___ Dataset extract ___

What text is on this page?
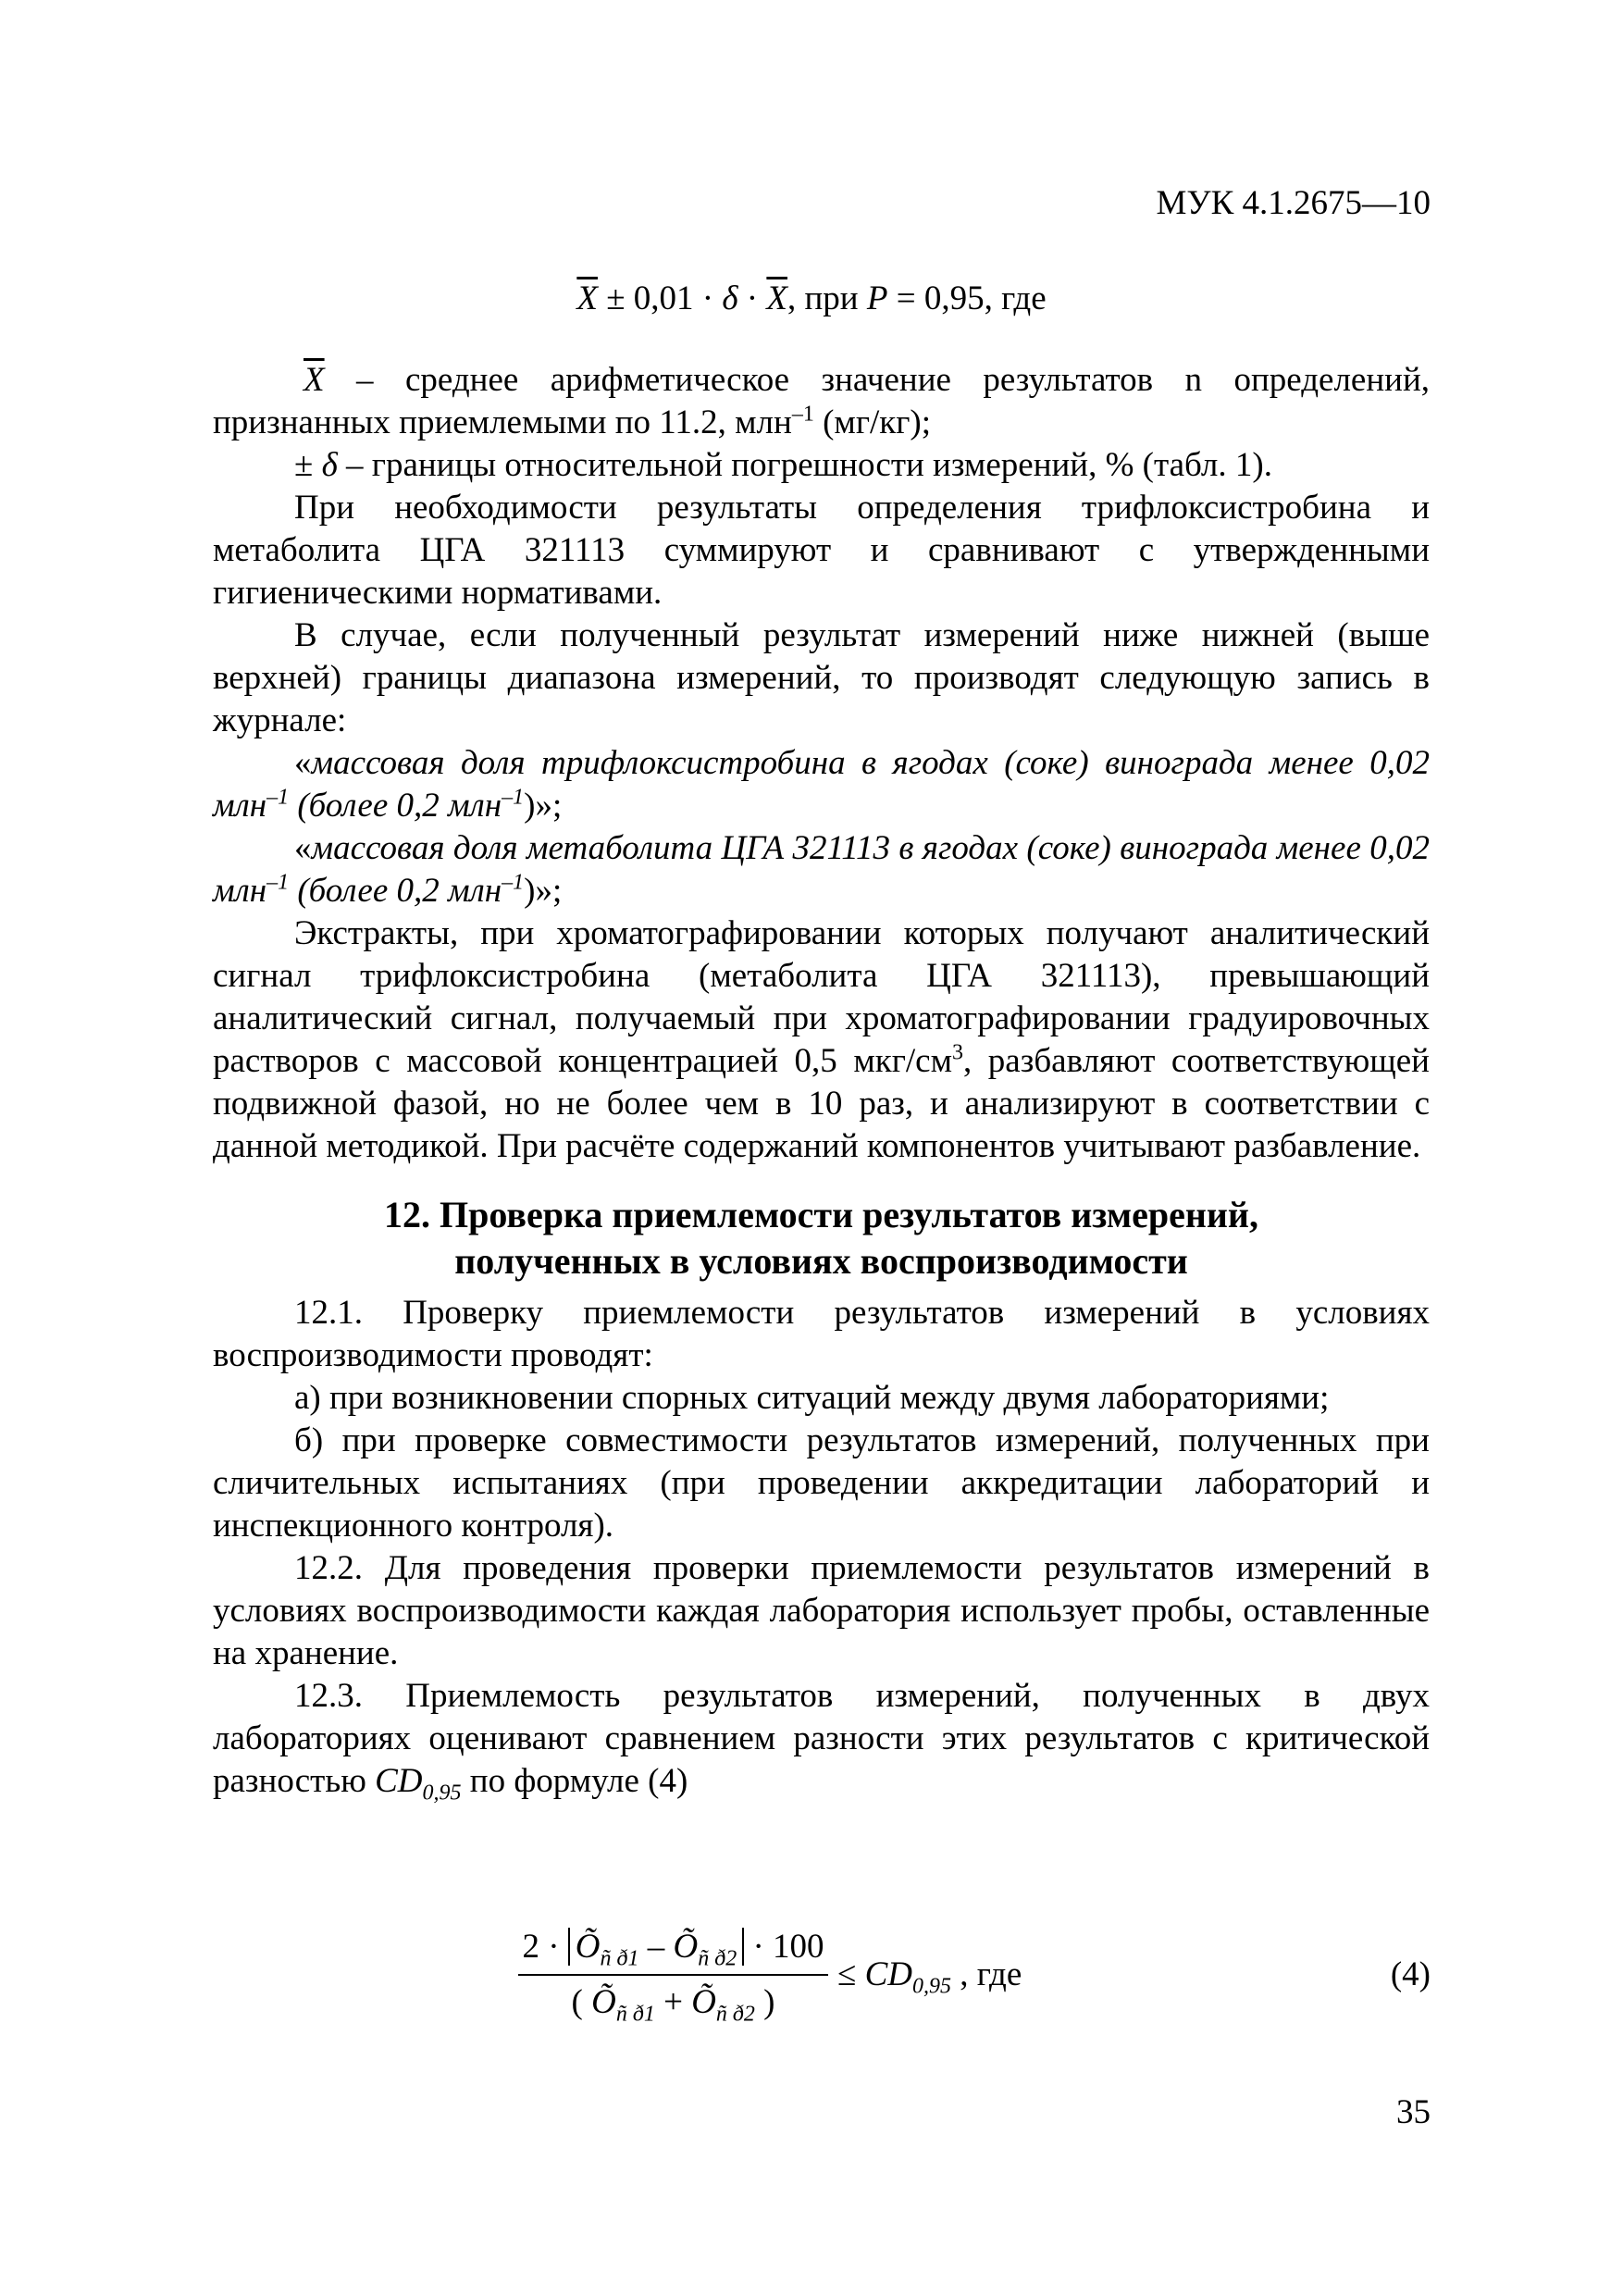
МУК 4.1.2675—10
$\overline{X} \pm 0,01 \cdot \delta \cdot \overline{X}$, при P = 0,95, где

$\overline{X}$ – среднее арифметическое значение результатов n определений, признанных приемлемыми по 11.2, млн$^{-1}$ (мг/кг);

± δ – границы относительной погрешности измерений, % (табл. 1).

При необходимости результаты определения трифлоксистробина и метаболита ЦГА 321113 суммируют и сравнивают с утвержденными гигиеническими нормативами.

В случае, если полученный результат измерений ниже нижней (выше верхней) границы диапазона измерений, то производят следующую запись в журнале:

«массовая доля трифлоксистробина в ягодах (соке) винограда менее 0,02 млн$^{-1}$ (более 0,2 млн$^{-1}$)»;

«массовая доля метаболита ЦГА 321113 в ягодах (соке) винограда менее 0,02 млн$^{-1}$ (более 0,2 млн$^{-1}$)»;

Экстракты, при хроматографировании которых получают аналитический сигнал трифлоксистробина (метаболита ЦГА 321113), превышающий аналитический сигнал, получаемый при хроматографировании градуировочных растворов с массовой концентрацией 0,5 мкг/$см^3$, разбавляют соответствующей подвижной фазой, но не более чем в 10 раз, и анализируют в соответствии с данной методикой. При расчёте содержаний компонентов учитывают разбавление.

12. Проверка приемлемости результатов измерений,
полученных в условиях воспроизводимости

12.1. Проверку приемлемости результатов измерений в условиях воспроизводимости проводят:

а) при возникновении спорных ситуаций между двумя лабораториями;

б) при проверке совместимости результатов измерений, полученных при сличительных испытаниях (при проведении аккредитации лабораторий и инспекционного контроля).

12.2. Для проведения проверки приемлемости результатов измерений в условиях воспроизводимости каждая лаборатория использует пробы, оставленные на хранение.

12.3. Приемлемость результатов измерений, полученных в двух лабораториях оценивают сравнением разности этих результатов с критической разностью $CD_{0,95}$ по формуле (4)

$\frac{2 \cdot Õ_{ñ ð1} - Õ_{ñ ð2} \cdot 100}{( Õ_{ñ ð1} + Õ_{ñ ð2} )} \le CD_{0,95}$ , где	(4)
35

___

Transcribe all of the material exactly, leaving out whatever pictures it contains.

What text is on this page?
МУК 4.1.2675—10
$\overline{X} \pm 0,01 \cdot \delta \cdot \overline{X}$, при P = 0,95, где

$\overline{X}$ – среднее арифметическое значение результатов n определений, признанных приемлемыми по 11.2, млн$^{-1}$ (мг/кг);

± δ – границы относительной погрешности измерений, % (табл. 1).

При необходимости результаты определения трифлоксистробина и метаболита ЦГА 321113 суммируют и сравнивают с утвержденными гигиеническими нормативами.

В случае, если полученный результат измерений ниже нижней (выше верхней) границы диапазона измерений, то производят следующую запись в журнале:

«массовая доля трифлоксистробина в ягодах (соке) винограда менее 0,02 млн$^{-1}$ (более 0,2 млн$^{-1}$)»;

«массовая доля метаболита ЦГА 321113 в ягодах (соке) винограда менее 0,02 млн$^{-1}$ (более 0,2 млн$^{-1}$)»;

Экстракты, при хроматографировании которых получают аналитический сигнал трифлоксистробина (метаболита ЦГА 321113), превышающий аналитический сигнал, получаемый при хроматографировании градуировочных растворов с массовой концентрацией 0,5 мкг/$см^3$, разбавляют соответствующей подвижной фазой, но не более чем в 10 раз, и анализируют в соответствии с данной методикой. При расчёте содержаний компонентов учитывают разбавление.

12. Проверка приемлемости результатов измерений,
полученных в условиях воспроизводимости

12.1. Проверку приемлемости результатов измерений в условиях воспроизводимости проводят:

а) при возникновении спорных ситуаций между двумя лабораториями;

б) при проверке совместимости результатов измерений, полученных при сличительных испытаниях (при проведении аккредитации лабораторий и инспекционного контроля).

12.2. Для проведения проверки приемлемости результатов измерений в условиях воспроизводимости каждая лаборатория использует пробы, оставленные на хранение.

12.3. Приемлемость результатов измерений, полученных в двух лабораториях оценивают сравнением разности этих результатов с критической разностью $CD_{0,95}$ по формуле (4)

$\frac{2 \cdot Õ_{ñ ð1} - Õ_{ñ ð2} \cdot 100}{( Õ_{ñ ð1} + Õ_{ñ ð2} )} \le CD_{0,95}$ , где	(4)
35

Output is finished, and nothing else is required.